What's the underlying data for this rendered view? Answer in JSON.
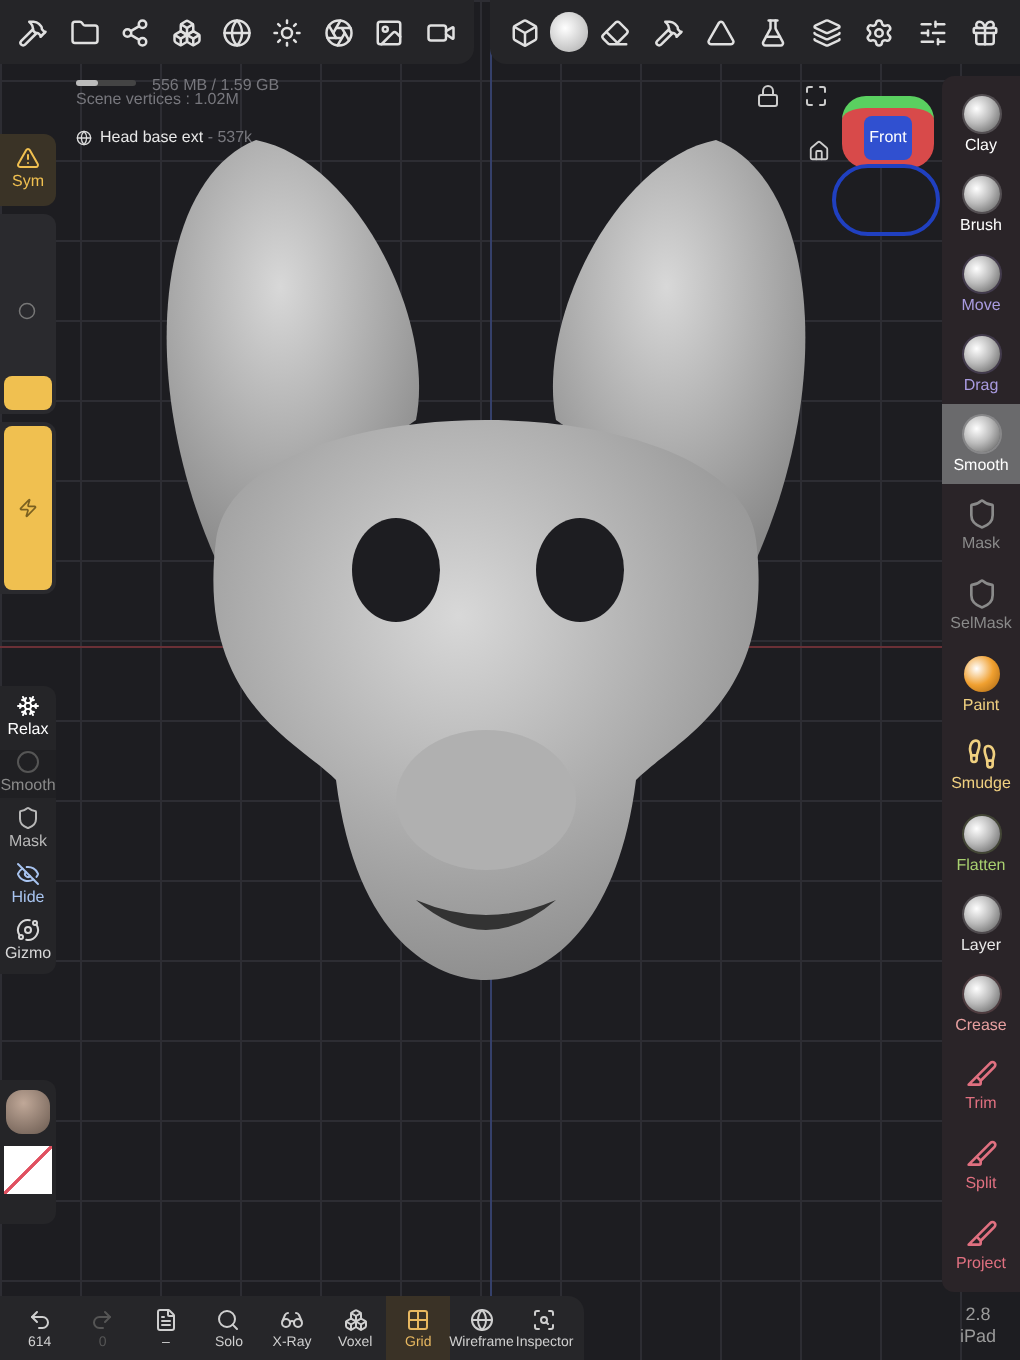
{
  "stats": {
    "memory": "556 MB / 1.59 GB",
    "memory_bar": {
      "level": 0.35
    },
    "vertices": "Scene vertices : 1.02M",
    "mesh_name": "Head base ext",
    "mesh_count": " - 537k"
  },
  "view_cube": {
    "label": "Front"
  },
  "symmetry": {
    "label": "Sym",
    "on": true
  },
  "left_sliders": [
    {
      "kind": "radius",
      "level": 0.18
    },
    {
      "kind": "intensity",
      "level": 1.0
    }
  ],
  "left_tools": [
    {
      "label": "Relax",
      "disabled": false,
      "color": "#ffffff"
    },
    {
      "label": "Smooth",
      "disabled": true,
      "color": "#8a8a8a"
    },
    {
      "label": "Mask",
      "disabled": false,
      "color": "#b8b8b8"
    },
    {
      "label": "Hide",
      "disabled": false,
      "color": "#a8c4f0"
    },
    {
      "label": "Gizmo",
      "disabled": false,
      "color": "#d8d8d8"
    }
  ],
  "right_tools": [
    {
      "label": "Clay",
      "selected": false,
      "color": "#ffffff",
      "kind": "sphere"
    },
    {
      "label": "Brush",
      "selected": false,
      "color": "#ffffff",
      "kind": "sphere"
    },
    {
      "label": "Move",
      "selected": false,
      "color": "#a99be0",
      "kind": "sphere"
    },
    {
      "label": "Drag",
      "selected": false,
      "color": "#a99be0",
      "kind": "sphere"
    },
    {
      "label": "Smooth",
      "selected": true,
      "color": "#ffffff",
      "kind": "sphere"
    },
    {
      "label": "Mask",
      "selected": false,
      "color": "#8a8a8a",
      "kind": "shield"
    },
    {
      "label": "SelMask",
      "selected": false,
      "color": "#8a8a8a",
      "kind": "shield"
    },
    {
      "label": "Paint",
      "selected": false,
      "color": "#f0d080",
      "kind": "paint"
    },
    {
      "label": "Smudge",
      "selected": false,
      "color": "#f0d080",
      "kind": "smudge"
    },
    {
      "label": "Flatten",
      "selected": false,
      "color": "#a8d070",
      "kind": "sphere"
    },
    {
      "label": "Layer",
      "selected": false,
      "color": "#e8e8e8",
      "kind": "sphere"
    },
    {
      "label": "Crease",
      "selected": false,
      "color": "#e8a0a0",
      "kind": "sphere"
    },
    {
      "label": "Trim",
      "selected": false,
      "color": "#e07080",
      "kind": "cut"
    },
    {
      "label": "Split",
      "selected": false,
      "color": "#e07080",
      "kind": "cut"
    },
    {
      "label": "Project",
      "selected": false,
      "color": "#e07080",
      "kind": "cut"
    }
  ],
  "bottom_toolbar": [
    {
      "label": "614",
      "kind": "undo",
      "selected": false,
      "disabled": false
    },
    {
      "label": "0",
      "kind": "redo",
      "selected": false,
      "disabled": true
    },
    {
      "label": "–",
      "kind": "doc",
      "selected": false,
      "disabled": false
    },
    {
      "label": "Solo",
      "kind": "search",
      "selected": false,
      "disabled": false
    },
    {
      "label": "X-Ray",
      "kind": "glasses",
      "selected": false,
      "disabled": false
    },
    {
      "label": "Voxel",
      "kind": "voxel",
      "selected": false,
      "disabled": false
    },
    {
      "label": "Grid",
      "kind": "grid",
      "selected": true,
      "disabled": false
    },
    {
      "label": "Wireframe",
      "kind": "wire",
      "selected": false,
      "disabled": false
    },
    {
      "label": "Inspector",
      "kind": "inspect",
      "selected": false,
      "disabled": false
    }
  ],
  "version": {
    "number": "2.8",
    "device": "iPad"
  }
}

» Given task
Look through the entries above; copy every line holding the string "true".

» Exercise result
    "on": true
      "disabled": true,
      "selected": true,
      "disabled": true
      "selected": true,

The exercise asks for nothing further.